Texto de origen:
:::::

Suma de todos los i tal que (2^i + 1) % 3 = 0 donde i está en el rango [1, n]

Dado un número entero N , la tarea es calcular la suma de todos los i de 1 a N tal que (2 ⁱ + 1) % 3 = 0 .
Ejemplos: 

Entrada: N = 3 
Salida: 4 
Para i = 1, 2 ¹ + 1 = 3 es divisible por 3. 
Para i = 2, 2 ² + 1 = 5 que no es divisible por 3. 
Para i = 3, 2 ³ + 1 = 9 es divisible por 3. 
Por lo tanto, sum = 1 + 3 = 4 (para i = 1, 3)

Entrada: N = 13 
Salida: 49

Enfoque: Si observamos cuidadosamente, i siempre será un número impar, es decir , 1, 3, 5, 7, ….. . Usaremos la fórmula para la suma de los primeros n números impares que es n * n .

A continuación se muestra la implementación del enfoque anterior:

// C++ implementation of the approach
#include <bits/stdc++.h>
using namespace std;
 
// Function to return the required sum
int sumN(int n)
{
 
    // Total odd numbers from 1 to n
    n = (n + 1) / 2;
 
    // Sum of first n odd numbers
    return (n * n);
}
 
// Driver code
int main()
{
    int n = 3;
    cout << sumN(n);
 
    return 0;
}

// Java implementation of the approach
class GFG {
 
    // Function to return the required sum
    static int sum(int n)
    {
 
        // Total odd numbers from 1 to n
        n = (n + 1) / 2;
 
        // Sum of first n odd numbers
        return (n * n);
    }
 
    // Driver code
    public static void main(String args[])

:::::

Consignas de trabajo:
[1] Resume en una o dos oraciones el párrafo del texto de origen que comienza con «Enfoque: Si observamos», sin omitir sus datos principales.
[2] Repite sin cambios el pasaje del texto de origen comprendido entre "Dado un número" y "(para i = 1, 3)", ambos incluidos.

:::::

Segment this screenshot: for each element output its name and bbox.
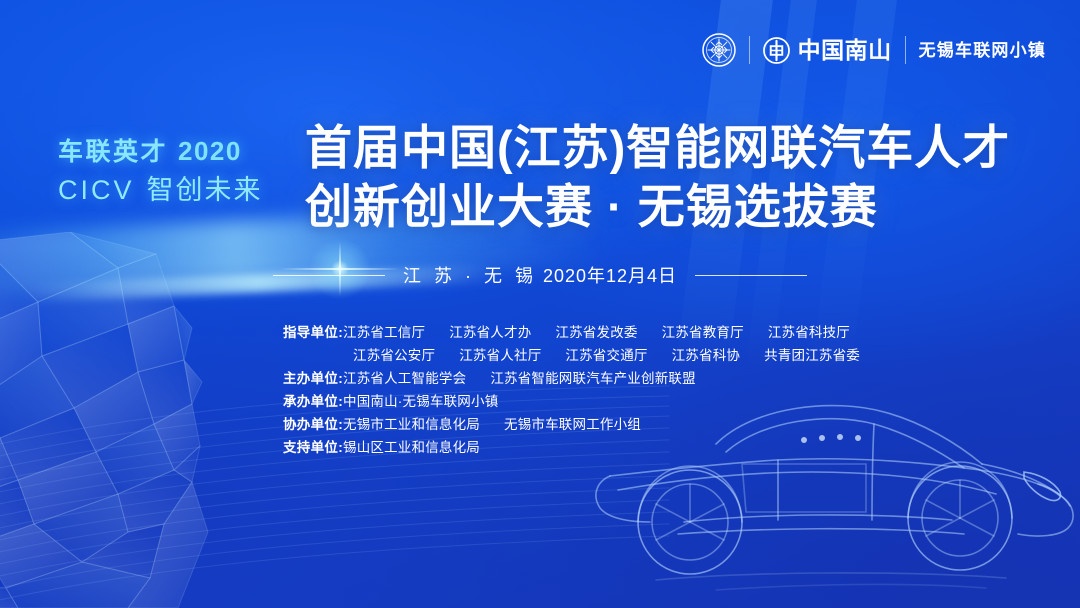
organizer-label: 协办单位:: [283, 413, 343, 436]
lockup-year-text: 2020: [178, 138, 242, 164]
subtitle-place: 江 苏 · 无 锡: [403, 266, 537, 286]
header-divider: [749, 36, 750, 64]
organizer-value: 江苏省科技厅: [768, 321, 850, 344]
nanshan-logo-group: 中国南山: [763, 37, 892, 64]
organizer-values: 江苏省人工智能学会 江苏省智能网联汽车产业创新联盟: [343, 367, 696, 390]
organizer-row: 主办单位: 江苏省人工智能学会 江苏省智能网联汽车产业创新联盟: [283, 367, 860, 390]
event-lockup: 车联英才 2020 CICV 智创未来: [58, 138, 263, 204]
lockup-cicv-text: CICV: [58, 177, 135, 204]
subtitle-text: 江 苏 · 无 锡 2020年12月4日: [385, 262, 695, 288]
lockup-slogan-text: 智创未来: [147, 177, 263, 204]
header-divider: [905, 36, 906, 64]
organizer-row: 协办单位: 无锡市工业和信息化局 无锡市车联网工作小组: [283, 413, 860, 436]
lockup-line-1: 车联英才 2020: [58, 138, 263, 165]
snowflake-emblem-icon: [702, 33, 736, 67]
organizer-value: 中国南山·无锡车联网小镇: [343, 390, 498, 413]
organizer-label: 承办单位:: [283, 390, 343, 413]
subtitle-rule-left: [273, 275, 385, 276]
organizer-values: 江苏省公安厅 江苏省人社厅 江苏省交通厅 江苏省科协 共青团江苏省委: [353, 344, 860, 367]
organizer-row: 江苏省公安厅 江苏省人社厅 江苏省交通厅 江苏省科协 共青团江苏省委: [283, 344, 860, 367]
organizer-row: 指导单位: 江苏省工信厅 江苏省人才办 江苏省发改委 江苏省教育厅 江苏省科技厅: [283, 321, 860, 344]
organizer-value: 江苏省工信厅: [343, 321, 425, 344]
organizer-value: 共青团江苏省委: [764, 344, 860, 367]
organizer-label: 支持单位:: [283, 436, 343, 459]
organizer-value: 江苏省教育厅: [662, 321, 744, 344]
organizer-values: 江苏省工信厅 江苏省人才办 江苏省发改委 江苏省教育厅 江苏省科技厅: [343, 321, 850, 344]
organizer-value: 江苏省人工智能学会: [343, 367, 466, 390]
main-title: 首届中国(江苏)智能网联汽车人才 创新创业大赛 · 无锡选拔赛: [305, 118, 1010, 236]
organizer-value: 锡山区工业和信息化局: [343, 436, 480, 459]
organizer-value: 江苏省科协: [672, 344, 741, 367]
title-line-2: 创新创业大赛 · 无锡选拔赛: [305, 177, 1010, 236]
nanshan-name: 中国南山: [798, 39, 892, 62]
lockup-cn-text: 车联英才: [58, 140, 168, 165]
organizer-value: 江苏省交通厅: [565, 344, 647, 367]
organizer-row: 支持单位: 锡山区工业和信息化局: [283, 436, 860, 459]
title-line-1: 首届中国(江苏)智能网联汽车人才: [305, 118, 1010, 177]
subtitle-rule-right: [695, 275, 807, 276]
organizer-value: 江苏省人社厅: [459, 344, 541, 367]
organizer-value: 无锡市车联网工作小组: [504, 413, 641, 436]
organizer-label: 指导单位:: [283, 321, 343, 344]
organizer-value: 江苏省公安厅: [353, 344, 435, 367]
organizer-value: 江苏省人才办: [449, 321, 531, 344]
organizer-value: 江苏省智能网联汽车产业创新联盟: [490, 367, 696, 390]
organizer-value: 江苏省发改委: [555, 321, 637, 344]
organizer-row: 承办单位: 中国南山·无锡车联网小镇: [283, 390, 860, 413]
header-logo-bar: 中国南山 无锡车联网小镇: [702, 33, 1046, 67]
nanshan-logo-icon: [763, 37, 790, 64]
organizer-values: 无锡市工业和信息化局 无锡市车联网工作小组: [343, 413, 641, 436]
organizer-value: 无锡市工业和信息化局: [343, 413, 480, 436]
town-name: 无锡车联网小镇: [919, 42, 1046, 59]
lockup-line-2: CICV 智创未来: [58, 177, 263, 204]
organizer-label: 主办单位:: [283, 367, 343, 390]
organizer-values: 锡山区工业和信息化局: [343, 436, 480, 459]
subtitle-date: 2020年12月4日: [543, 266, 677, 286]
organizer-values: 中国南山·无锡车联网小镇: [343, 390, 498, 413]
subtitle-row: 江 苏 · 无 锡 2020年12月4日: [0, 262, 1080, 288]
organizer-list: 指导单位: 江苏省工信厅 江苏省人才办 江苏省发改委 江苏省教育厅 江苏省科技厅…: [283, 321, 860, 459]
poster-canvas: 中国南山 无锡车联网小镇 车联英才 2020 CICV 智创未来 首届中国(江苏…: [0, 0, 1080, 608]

:::::

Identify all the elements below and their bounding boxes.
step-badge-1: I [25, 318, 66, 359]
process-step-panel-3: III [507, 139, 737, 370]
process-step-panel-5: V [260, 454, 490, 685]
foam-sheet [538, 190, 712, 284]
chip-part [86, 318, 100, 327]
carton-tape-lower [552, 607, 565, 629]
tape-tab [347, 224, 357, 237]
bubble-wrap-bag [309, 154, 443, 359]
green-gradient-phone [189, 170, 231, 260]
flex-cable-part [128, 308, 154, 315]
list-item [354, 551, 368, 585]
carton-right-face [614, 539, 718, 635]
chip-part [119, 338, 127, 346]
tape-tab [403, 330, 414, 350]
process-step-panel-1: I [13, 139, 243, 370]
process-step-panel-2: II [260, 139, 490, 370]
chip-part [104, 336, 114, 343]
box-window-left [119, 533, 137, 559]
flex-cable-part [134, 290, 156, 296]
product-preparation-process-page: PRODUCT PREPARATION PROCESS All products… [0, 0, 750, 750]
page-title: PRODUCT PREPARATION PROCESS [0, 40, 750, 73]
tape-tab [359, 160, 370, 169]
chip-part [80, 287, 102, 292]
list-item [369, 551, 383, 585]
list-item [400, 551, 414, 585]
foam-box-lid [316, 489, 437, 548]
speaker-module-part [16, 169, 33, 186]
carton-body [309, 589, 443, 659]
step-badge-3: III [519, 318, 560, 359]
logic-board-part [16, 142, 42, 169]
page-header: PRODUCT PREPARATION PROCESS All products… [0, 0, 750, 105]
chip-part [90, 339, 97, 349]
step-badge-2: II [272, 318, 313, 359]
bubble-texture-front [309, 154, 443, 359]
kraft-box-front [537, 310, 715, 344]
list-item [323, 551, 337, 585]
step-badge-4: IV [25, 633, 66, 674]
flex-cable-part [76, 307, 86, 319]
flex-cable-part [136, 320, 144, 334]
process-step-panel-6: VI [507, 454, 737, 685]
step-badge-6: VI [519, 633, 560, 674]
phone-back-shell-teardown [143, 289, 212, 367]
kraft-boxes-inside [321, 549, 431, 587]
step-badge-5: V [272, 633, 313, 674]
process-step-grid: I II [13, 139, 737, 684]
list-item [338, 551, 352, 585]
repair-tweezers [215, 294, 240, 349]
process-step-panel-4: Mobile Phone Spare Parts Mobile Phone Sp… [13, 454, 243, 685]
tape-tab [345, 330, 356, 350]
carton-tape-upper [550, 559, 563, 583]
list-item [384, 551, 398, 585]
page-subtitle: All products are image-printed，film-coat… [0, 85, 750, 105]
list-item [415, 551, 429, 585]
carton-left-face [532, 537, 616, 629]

:::::

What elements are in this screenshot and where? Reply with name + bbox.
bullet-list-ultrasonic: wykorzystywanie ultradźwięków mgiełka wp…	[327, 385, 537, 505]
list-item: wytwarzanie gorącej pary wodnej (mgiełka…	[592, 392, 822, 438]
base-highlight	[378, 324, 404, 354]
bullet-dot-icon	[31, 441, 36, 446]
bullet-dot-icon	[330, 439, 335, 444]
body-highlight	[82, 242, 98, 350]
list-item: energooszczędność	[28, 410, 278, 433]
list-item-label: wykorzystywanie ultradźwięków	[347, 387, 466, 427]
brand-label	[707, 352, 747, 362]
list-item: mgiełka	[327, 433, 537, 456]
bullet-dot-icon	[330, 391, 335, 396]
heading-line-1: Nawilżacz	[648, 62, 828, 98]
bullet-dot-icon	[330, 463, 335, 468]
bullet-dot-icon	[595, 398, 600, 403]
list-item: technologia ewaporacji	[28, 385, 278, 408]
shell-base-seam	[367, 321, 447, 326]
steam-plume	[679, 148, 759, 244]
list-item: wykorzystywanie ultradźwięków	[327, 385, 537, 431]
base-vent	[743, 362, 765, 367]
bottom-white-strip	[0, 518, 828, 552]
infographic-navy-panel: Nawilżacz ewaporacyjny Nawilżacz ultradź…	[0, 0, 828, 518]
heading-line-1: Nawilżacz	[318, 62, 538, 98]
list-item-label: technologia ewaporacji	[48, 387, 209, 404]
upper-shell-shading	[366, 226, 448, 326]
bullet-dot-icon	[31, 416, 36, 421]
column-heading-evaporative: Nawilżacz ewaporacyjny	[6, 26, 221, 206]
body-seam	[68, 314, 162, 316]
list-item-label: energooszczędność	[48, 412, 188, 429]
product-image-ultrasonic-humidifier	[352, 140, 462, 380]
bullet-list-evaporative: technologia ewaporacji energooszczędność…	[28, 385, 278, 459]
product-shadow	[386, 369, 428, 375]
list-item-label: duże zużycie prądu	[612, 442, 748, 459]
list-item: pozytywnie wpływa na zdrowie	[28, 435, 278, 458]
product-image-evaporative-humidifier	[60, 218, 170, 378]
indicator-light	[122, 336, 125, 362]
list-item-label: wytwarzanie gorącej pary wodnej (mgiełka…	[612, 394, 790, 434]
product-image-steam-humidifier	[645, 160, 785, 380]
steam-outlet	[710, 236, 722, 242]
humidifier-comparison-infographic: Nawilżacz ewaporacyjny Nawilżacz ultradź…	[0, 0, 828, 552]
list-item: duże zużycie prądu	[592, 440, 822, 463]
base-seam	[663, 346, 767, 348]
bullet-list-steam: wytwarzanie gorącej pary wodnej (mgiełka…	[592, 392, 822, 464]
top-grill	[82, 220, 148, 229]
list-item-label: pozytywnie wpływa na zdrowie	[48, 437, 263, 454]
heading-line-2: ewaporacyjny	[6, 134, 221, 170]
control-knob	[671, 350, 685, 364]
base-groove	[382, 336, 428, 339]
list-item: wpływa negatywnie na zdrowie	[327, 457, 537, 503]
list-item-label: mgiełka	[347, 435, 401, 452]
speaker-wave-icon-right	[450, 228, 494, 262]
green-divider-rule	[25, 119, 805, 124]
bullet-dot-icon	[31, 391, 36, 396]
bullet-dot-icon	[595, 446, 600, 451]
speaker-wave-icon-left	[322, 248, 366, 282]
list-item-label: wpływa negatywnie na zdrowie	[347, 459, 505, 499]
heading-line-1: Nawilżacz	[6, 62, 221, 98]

:::::

Respuestas por consigna:
[1] Enfoque: i siempre es impar (1, 3, 5, 7…), por lo que se aplica la fórmula de la suma de los primeros n números impares, que es n * n.

[2]
Dado un número entero N , la tarea es calcular la suma de todos los i de 1 a N tal que (2 ⁱ + 1) % 3 = 0 .
Ejemplos: 

Entrada: N = 3 
Salida: 4 
Para i = 1, 2 ¹ + 1 = 3 es divisible por 3. 
Para i = 2, 2 ² + 1 = 5 que no es divisible por 3. 
Para i = 3, 2 ³ + 1 = 9 es divisible por 3. 
Por lo tanto, sum = 1 + 3 = 4 (para i = 1, 3)